__Given problem__.
Scan the data beneath this task and copy each line that includes "immer".

Dataset records
────────

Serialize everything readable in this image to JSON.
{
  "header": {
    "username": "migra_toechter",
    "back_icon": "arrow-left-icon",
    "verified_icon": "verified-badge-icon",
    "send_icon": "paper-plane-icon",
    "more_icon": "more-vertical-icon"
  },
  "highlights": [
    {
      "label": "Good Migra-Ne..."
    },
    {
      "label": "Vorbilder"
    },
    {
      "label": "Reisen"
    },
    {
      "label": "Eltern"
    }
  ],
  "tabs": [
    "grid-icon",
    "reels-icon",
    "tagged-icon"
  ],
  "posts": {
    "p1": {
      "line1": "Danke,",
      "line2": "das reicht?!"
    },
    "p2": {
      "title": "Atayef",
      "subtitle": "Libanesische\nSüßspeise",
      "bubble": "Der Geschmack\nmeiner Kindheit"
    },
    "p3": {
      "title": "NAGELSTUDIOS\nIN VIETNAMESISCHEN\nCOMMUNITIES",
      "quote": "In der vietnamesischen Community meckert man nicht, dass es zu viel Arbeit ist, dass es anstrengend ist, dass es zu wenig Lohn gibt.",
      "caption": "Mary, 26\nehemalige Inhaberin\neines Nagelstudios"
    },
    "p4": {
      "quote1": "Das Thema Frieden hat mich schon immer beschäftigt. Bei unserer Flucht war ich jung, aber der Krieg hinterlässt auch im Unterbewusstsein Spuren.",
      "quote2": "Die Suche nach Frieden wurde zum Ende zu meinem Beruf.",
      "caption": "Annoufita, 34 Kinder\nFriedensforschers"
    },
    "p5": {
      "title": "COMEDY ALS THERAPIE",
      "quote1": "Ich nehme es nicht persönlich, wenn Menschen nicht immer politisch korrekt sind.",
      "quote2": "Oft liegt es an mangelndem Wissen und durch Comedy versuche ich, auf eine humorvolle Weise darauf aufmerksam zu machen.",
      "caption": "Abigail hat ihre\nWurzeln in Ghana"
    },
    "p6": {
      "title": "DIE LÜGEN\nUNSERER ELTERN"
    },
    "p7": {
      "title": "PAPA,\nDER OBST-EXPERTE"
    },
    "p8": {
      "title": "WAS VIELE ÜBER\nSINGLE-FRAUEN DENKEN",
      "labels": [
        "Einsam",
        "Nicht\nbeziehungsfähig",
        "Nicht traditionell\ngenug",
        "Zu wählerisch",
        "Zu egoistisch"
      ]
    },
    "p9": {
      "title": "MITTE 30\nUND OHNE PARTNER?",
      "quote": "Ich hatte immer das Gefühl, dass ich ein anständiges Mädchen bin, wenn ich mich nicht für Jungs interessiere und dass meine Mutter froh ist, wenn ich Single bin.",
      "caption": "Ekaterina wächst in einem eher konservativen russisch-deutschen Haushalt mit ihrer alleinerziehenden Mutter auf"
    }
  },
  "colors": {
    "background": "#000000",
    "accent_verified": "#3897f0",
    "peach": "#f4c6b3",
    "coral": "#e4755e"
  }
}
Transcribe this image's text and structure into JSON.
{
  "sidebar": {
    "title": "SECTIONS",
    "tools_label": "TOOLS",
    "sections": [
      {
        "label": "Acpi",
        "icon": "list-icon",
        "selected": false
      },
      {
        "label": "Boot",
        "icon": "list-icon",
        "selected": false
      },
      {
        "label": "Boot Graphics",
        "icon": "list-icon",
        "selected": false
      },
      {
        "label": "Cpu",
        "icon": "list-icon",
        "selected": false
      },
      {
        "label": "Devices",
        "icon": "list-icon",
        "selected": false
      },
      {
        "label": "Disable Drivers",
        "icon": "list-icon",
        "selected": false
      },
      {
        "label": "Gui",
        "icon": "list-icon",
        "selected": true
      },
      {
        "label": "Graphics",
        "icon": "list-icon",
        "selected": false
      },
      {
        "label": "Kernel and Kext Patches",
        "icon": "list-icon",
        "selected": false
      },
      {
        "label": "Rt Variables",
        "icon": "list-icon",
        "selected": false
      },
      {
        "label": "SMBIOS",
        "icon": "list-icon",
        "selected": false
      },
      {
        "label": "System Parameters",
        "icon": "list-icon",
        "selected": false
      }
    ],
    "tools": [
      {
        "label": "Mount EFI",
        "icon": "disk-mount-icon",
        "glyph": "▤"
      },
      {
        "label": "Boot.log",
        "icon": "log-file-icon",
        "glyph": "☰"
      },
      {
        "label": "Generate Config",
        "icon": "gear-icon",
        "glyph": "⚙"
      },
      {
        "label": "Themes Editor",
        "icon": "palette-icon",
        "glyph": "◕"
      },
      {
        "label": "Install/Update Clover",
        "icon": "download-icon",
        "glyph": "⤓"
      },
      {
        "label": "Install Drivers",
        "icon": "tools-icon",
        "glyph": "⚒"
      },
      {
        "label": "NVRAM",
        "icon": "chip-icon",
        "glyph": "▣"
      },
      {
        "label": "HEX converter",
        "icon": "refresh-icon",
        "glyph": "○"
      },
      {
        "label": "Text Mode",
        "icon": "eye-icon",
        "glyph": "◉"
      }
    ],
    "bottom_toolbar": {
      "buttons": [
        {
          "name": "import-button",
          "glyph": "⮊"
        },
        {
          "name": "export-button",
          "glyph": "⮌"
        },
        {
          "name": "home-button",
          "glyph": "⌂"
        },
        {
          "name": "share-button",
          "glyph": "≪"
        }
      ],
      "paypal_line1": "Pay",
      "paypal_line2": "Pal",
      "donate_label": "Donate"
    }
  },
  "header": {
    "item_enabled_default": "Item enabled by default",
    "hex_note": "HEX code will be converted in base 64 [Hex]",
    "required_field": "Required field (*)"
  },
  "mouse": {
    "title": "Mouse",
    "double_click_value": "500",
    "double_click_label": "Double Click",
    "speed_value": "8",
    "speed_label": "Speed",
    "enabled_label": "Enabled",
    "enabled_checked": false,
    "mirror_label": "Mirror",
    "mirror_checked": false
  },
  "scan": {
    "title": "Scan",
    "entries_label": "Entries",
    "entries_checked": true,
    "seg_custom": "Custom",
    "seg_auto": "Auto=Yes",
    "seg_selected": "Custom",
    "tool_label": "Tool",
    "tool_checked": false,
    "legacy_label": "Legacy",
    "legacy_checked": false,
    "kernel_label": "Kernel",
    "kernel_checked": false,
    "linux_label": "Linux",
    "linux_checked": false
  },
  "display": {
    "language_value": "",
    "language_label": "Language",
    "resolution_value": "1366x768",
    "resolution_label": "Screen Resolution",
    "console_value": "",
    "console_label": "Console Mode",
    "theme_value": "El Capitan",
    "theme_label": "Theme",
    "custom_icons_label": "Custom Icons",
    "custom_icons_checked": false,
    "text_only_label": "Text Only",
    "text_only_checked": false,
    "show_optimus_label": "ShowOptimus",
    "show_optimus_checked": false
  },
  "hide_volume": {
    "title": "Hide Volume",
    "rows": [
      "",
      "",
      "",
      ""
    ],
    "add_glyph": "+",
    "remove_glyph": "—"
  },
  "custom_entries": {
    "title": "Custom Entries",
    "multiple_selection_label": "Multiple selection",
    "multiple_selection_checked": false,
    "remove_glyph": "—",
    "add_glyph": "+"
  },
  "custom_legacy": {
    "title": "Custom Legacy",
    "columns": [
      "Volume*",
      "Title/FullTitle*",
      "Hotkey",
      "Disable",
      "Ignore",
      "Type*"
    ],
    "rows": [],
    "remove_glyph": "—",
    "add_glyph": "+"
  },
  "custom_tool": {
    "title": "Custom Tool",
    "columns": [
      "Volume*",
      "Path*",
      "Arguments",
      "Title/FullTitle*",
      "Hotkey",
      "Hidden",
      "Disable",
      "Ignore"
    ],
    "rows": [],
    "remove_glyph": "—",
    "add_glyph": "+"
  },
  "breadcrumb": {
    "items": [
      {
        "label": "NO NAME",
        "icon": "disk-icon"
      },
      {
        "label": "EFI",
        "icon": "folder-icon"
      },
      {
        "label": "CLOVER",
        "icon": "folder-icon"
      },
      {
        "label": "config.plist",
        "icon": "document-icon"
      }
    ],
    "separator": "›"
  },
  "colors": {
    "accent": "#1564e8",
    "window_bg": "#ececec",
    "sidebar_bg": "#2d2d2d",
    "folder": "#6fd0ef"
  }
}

────────

__Written solution__.
      "quote1": "Das Thema Frieden hat mich schon immer beschäftigt. Bei unserer Flucht war ich jung, aber der Krieg hinterlässt auch im Unterbewusstsein Spuren.",
      "quote1": "Ich nehme es nicht persönlich, wenn Menschen nicht immer politisch korrekt sind.",
      "quote": "Ich hatte immer das Gefühl, dass ich ein anständiges Mädchen bin, wenn ich mich nicht für Jungs interessiere und dass meine Mutter froh ist, wenn ich Single bin.",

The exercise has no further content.